→ **DIRECTIONS FOR THIS TASK**:
Without including any images, reproduce each entry exactly.

→ **DATA ROWS**:
(begin)

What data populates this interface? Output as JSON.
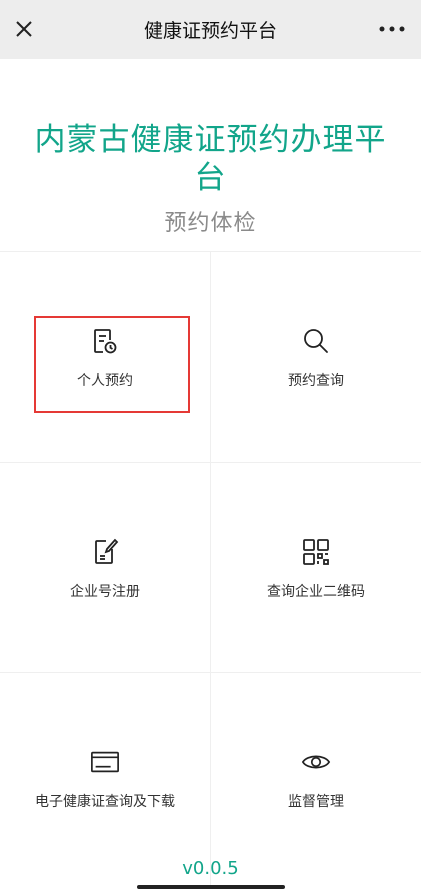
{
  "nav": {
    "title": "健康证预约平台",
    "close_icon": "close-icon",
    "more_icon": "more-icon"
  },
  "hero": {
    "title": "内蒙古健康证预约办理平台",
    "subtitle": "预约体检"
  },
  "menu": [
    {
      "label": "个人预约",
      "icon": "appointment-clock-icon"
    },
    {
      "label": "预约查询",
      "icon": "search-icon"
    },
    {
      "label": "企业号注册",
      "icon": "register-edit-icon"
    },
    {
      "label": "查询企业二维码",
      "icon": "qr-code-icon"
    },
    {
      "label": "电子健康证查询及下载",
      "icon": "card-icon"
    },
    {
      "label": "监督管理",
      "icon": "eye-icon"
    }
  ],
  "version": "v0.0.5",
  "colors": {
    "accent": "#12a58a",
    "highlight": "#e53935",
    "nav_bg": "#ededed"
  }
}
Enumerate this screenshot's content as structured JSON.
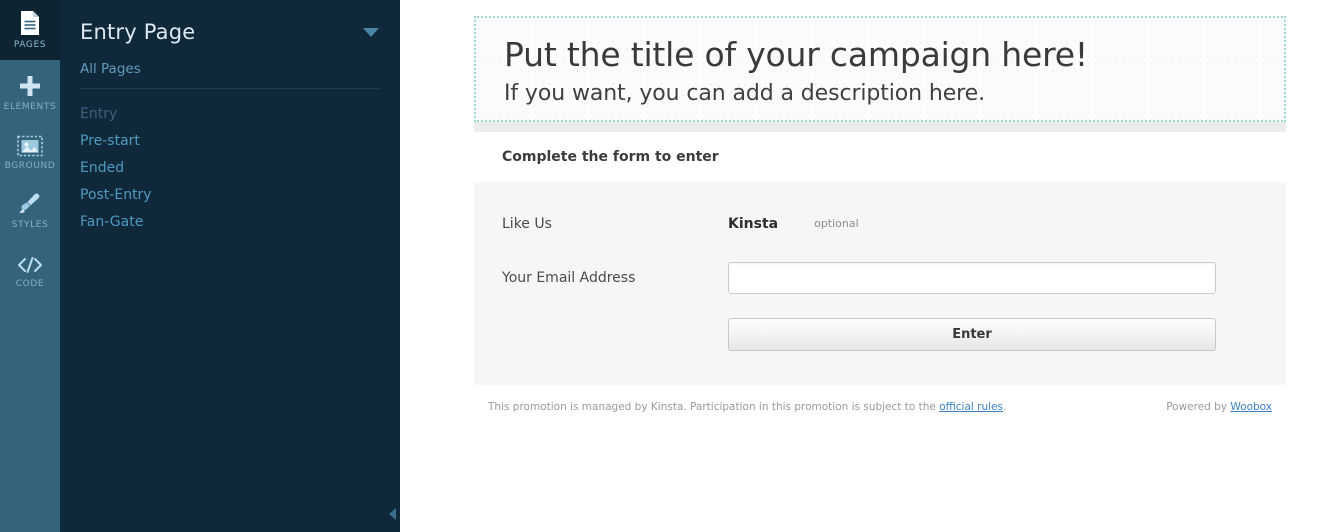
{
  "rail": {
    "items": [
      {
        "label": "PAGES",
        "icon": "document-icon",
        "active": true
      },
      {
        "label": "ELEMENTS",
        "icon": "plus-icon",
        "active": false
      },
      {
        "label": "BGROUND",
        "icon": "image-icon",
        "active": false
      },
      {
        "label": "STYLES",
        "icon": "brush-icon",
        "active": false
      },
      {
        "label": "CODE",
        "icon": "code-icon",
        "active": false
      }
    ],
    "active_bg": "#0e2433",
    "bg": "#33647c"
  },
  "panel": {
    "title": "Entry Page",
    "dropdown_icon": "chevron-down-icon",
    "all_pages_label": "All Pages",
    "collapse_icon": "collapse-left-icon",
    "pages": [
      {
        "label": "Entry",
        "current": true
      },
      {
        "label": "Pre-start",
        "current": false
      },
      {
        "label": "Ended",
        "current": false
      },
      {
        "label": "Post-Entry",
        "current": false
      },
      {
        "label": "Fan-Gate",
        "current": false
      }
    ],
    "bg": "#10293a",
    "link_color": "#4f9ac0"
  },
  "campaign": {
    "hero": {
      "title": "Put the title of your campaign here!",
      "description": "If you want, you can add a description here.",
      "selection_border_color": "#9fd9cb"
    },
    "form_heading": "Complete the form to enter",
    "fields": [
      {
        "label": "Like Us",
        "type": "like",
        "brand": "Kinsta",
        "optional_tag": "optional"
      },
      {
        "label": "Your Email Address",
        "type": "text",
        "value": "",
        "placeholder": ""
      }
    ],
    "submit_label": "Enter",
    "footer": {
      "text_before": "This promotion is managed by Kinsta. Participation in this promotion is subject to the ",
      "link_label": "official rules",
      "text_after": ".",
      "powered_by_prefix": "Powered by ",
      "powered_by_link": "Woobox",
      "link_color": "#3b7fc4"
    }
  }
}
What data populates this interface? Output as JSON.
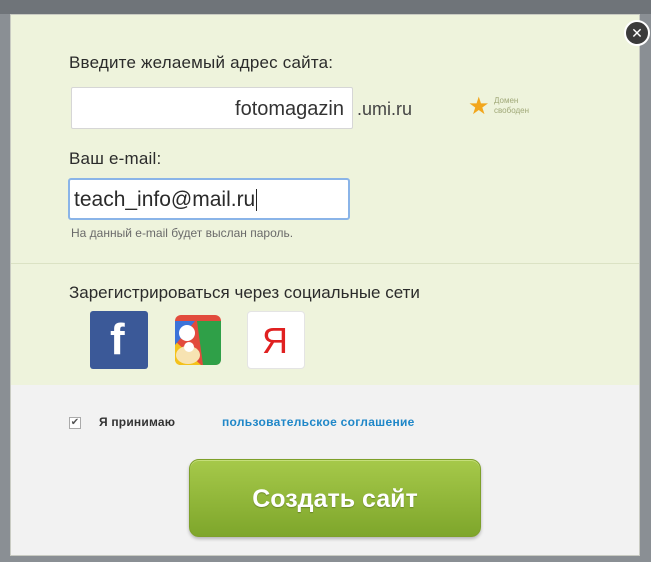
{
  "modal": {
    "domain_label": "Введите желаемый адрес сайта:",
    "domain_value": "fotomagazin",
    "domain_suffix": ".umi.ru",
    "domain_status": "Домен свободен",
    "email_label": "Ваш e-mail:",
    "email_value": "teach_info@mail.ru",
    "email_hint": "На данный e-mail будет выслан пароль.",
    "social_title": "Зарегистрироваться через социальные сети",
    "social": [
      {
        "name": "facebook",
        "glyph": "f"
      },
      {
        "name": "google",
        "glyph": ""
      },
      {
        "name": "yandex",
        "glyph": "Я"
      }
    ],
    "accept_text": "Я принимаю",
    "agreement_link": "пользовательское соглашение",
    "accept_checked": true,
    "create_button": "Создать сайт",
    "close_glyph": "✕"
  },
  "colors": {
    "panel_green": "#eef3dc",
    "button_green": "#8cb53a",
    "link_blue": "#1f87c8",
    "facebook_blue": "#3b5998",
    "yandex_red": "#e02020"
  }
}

(end)

→ **SOLUTION FOR THIS EXERCISE**:
What data populates this interface? Output as JSON.
{
  "nav": {
    "title": "健康证预约平台",
    "close_icon": "close-icon",
    "more_icon": "more-icon"
  },
  "hero": {
    "title": "内蒙古健康证预约办理平台",
    "subtitle": "预约体检"
  },
  "menu": [
    {
      "label": "个人预约",
      "icon": "appointment-clock-icon"
    },
    {
      "label": "预约查询",
      "icon": "search-icon"
    },
    {
      "label": "企业号注册",
      "icon": "register-edit-icon"
    },
    {
      "label": "查询企业二维码",
      "icon": "qr-code-icon"
    },
    {
      "label": "电子健康证查询及下载",
      "icon": "card-icon"
    },
    {
      "label": "监督管理",
      "icon": "eye-icon"
    }
  ],
  "version": "v0.0.5",
  "colors": {
    "accent": "#12a58a",
    "highlight": "#e53935",
    "nav_bg": "#ededed"
  }
}
Enumerate this screenshot's content as structured JSON.
{
  "rail": {
    "items": [
      {
        "label": "PAGES",
        "icon": "document-icon",
        "active": true
      },
      {
        "label": "ELEMENTS",
        "icon": "plus-icon",
        "active": false
      },
      {
        "label": "BGROUND",
        "icon": "image-icon",
        "active": false
      },
      {
        "label": "STYLES",
        "icon": "brush-icon",
        "active": false
      },
      {
        "label": "CODE",
        "icon": "code-icon",
        "active": false
      }
    ],
    "active_bg": "#0e2433",
    "bg": "#33647c"
  },
  "panel": {
    "title": "Entry Page",
    "dropdown_icon": "chevron-down-icon",
    "all_pages_label": "All Pages",
    "collapse_icon": "collapse-left-icon",
    "pages": [
      {
        "label": "Entry",
        "current": true
      },
      {
        "label": "Pre-start",
        "current": false
      },
      {
        "label": "Ended",
        "current": false
      },
      {
        "label": "Post-Entry",
        "current": false
      },
      {
        "label": "Fan-Gate",
        "current": false
      }
    ],
    "bg": "#10293a",
    "link_color": "#4f9ac0"
  },
  "campaign": {
    "hero": {
      "title": "Put the title of your campaign here!",
      "description": "If you want, you can add a description here.",
      "selection_border_color": "#9fd9cb"
    },
    "form_heading": "Complete the form to enter",
    "fields": [
      {
        "label": "Like Us",
        "type": "like",
        "brand": "Kinsta",
        "optional_tag": "optional"
      },
      {
        "label": "Your Email Address",
        "type": "text",
        "value": "",
        "placeholder": ""
      }
    ],
    "submit_label": "Enter",
    "footer": {
      "text_before": "This promotion is managed by Kinsta. Participation in this promotion is subject to the ",
      "link_label": "official rules",
      "text_after": ".",
      "powered_by_prefix": "Powered by ",
      "powered_by_link": "Woobox",
      "link_color": "#3b7fc4"
    }
  }
}
What data populates this interface? Output as JSON.
{
  "modal": {
    "domain_label": "Введите желаемый адрес сайта:",
    "domain_value": "fotomagazin",
    "domain_suffix": ".umi.ru",
    "domain_status": "Домен свободен",
    "email_label": "Ваш e-mail:",
    "email_value": "teach_info@mail.ru",
    "email_hint": "На данный e-mail будет выслан пароль.",
    "social_title": "Зарегистрироваться через социальные сети",
    "social": [
      {
        "name": "facebook",
        "glyph": "f"
      },
      {
        "name": "google",
        "glyph": ""
      },
      {
        "name": "yandex",
        "glyph": "Я"
      }
    ],
    "accept_text": "Я принимаю",
    "agreement_link": "пользовательское соглашение",
    "accept_checked": true,
    "create_button": "Создать сайт",
    "close_glyph": "✕"
  },
  "colors": {
    "panel_green": "#eef3dc",
    "button_green": "#8cb53a",
    "link_blue": "#1f87c8",
    "facebook_blue": "#3b5998",
    "yandex_red": "#e02020"
  }
}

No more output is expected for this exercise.